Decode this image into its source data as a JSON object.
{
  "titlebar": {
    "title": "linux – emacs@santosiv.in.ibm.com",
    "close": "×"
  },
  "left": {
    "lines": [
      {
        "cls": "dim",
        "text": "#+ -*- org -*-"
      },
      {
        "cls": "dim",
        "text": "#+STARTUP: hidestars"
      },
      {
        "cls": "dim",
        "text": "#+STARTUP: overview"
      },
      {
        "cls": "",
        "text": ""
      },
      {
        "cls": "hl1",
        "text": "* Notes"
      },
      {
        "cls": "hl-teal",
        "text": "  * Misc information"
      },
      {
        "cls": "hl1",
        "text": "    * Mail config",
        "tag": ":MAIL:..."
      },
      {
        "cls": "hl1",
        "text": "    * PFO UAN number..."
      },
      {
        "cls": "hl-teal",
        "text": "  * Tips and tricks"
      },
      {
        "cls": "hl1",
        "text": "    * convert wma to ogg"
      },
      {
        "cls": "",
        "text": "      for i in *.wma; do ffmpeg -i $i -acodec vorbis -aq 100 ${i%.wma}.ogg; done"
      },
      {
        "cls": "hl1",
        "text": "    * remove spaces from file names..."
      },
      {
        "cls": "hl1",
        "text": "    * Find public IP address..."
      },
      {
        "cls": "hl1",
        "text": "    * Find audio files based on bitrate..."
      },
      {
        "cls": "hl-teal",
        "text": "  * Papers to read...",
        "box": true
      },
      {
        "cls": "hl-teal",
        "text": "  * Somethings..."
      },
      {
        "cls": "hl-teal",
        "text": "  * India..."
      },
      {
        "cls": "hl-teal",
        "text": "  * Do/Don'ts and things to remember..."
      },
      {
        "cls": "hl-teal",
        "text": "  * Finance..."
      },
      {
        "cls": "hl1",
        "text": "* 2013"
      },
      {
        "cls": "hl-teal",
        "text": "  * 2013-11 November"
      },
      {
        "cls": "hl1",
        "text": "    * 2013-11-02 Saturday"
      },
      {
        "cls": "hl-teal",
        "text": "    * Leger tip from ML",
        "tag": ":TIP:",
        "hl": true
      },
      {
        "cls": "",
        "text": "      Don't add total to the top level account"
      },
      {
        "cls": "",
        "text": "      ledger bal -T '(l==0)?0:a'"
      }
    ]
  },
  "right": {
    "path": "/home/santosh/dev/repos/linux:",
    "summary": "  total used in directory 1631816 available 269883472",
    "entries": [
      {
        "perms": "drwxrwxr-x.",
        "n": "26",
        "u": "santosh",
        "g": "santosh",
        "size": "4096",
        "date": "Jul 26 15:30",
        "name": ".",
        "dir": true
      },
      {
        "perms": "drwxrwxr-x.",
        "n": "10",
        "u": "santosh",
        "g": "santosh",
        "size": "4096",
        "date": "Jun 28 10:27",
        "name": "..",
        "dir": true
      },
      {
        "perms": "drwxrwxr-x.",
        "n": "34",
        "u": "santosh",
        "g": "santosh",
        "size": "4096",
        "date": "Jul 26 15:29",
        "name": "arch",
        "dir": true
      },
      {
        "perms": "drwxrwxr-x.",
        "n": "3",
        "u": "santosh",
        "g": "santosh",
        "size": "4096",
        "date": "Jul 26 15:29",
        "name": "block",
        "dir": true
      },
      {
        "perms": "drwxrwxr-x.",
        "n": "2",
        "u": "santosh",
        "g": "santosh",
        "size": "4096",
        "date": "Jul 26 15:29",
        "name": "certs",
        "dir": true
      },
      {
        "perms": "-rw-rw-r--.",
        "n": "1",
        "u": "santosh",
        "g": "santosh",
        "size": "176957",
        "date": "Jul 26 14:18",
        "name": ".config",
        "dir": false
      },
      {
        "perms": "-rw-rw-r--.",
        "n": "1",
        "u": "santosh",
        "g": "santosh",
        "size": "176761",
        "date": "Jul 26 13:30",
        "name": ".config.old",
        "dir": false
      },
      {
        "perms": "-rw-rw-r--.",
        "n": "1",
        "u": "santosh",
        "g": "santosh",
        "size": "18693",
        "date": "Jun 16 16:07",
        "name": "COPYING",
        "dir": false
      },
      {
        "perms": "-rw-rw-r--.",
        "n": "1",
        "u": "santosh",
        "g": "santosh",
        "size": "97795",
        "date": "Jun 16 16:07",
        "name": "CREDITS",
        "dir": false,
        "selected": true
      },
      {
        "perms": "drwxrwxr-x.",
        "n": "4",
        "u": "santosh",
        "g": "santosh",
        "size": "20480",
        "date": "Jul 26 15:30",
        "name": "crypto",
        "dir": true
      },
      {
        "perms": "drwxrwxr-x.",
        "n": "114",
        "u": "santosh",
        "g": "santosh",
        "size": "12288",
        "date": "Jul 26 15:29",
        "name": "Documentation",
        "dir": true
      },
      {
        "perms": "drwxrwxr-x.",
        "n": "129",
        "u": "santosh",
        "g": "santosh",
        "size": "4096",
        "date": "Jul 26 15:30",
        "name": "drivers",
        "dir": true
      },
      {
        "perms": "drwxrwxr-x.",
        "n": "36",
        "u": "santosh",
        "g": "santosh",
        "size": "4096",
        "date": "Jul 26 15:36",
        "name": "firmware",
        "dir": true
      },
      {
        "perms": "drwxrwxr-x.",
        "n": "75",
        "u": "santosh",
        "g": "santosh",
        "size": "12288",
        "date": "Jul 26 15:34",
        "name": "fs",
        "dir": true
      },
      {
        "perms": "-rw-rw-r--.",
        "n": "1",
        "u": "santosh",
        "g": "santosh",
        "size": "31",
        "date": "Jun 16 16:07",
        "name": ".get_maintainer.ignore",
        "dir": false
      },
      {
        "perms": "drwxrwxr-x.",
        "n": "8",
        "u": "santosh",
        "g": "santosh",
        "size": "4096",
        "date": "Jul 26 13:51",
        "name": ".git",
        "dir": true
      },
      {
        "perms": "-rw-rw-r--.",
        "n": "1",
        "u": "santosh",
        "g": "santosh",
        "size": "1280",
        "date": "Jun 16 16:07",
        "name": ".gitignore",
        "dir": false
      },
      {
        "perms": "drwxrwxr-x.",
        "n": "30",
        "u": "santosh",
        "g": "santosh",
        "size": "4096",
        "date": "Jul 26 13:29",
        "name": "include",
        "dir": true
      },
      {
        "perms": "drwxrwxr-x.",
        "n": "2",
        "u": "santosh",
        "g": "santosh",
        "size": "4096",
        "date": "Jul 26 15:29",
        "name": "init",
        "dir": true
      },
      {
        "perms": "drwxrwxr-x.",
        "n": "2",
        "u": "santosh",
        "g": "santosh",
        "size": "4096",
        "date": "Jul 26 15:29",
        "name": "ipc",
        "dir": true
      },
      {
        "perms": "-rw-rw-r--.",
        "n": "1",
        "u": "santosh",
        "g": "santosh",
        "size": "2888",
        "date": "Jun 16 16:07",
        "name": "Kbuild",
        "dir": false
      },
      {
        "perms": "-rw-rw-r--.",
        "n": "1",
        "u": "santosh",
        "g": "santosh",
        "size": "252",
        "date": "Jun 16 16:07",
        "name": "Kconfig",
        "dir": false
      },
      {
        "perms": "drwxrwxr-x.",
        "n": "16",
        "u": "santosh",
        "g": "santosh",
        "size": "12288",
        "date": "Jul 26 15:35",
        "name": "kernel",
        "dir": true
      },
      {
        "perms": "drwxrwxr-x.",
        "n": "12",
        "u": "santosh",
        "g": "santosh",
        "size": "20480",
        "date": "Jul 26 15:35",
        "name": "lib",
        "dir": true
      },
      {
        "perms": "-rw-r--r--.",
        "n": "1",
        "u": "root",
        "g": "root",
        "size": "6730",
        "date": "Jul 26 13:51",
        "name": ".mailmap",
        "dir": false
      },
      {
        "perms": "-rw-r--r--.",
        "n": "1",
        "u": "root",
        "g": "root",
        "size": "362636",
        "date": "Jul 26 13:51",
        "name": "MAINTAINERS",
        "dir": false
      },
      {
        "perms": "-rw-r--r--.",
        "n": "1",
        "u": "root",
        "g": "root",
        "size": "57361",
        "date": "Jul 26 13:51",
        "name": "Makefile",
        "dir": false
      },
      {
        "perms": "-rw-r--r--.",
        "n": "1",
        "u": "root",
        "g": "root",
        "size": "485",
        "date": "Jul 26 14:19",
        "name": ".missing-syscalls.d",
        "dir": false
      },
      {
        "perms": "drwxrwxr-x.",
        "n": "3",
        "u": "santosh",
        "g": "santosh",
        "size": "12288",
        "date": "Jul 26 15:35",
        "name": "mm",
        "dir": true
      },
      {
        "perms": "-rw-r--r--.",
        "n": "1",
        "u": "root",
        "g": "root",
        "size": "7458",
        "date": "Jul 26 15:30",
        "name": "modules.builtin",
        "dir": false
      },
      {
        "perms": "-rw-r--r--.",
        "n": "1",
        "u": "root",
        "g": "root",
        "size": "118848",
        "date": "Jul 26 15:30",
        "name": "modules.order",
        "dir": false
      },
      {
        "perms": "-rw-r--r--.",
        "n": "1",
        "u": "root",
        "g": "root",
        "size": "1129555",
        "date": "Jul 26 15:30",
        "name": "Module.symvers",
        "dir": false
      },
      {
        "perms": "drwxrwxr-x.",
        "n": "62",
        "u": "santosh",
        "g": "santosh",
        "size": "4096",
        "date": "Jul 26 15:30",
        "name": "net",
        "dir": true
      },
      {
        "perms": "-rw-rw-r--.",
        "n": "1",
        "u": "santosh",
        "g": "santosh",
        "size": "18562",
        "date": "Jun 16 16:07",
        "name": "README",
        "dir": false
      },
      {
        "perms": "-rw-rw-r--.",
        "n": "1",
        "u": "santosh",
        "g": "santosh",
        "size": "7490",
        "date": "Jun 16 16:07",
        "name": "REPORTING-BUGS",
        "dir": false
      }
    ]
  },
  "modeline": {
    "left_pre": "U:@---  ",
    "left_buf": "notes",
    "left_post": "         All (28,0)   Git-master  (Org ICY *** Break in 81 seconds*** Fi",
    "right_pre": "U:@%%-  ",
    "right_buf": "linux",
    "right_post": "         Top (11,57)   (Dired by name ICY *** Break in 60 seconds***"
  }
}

- Do this
In the entries above, find lines with "STARTUP" and copy each.

- Response for this exercise
        "text": "#+STARTUP: hidestars"
        "text": "#+STARTUP: overview"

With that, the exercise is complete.